* [Exercise instructions] Count lines, not occurrences: give the number of lines holding the word "LOVE", and nothing besides.

▬▬▬▬▬▬

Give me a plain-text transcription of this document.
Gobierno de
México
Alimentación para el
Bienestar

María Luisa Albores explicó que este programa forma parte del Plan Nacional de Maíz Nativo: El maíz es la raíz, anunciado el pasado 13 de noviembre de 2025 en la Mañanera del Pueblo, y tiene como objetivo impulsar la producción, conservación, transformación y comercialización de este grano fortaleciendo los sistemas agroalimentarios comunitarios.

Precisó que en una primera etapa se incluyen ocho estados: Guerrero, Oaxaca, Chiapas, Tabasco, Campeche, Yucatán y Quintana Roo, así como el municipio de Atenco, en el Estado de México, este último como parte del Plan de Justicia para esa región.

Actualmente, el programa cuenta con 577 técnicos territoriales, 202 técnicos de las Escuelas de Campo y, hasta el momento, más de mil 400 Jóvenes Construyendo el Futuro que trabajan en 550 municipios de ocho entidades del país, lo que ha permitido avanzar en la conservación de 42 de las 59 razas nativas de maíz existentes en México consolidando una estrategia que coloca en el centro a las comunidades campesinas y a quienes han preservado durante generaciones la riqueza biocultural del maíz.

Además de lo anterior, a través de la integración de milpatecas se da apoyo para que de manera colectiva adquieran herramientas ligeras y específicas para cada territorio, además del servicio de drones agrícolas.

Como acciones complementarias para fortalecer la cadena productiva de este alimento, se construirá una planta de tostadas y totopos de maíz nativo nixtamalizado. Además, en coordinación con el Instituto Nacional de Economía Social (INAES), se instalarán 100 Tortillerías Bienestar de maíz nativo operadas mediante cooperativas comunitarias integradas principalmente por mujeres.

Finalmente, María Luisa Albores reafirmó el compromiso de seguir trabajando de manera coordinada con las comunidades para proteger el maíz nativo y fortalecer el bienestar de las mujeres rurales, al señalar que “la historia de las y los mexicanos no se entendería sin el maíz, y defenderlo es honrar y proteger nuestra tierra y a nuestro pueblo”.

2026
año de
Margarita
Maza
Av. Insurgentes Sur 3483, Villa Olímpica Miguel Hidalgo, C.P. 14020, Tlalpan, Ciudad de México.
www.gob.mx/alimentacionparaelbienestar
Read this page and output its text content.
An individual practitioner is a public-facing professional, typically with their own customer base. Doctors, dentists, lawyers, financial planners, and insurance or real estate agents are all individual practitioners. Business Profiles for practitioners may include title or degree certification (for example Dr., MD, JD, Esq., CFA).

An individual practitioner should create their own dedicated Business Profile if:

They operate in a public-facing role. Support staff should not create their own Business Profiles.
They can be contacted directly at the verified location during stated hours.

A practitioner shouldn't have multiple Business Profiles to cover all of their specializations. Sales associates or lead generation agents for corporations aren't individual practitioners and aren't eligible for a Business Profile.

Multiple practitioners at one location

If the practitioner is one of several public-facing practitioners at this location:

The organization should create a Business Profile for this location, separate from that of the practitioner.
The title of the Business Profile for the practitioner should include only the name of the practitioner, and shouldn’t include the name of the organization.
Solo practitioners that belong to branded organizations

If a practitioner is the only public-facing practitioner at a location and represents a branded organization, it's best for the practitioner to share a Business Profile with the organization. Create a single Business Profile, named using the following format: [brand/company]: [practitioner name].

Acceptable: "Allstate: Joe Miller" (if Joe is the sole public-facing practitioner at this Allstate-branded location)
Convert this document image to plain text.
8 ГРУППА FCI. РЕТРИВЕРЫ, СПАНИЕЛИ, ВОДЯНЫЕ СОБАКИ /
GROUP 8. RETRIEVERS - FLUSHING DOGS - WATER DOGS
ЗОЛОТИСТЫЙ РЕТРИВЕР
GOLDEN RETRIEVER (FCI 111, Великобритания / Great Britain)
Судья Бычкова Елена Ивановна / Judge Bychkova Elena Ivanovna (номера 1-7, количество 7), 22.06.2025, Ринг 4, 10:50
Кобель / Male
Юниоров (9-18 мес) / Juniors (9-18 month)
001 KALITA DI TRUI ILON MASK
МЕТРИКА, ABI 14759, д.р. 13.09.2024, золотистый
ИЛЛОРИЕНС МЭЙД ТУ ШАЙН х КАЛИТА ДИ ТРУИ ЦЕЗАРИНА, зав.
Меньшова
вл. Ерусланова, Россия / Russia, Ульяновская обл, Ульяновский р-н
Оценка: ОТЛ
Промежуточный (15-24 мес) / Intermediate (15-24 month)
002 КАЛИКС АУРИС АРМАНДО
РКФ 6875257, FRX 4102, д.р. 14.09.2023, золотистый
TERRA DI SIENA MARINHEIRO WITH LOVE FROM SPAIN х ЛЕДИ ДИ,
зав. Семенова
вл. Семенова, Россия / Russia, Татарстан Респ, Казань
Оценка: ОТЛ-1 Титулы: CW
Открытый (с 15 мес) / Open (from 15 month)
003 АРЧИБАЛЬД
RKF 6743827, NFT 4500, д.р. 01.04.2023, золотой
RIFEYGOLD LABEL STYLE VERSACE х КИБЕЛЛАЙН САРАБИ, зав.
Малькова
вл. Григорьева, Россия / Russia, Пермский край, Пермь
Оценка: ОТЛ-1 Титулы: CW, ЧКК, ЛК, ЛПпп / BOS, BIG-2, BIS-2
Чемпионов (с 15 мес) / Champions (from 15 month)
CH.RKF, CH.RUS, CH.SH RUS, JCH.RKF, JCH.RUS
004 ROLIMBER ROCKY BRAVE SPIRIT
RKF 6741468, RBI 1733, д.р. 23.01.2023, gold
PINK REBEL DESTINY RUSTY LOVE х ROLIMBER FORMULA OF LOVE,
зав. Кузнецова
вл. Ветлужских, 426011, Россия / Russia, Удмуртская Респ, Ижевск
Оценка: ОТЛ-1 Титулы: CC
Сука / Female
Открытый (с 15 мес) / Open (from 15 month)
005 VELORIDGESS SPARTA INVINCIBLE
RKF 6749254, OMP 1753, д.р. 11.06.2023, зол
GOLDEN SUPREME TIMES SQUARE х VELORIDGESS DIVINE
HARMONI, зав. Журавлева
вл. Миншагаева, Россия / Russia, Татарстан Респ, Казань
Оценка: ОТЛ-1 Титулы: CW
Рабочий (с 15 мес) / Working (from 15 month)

▬▬▬▬▬▬

* [Exercise response] 2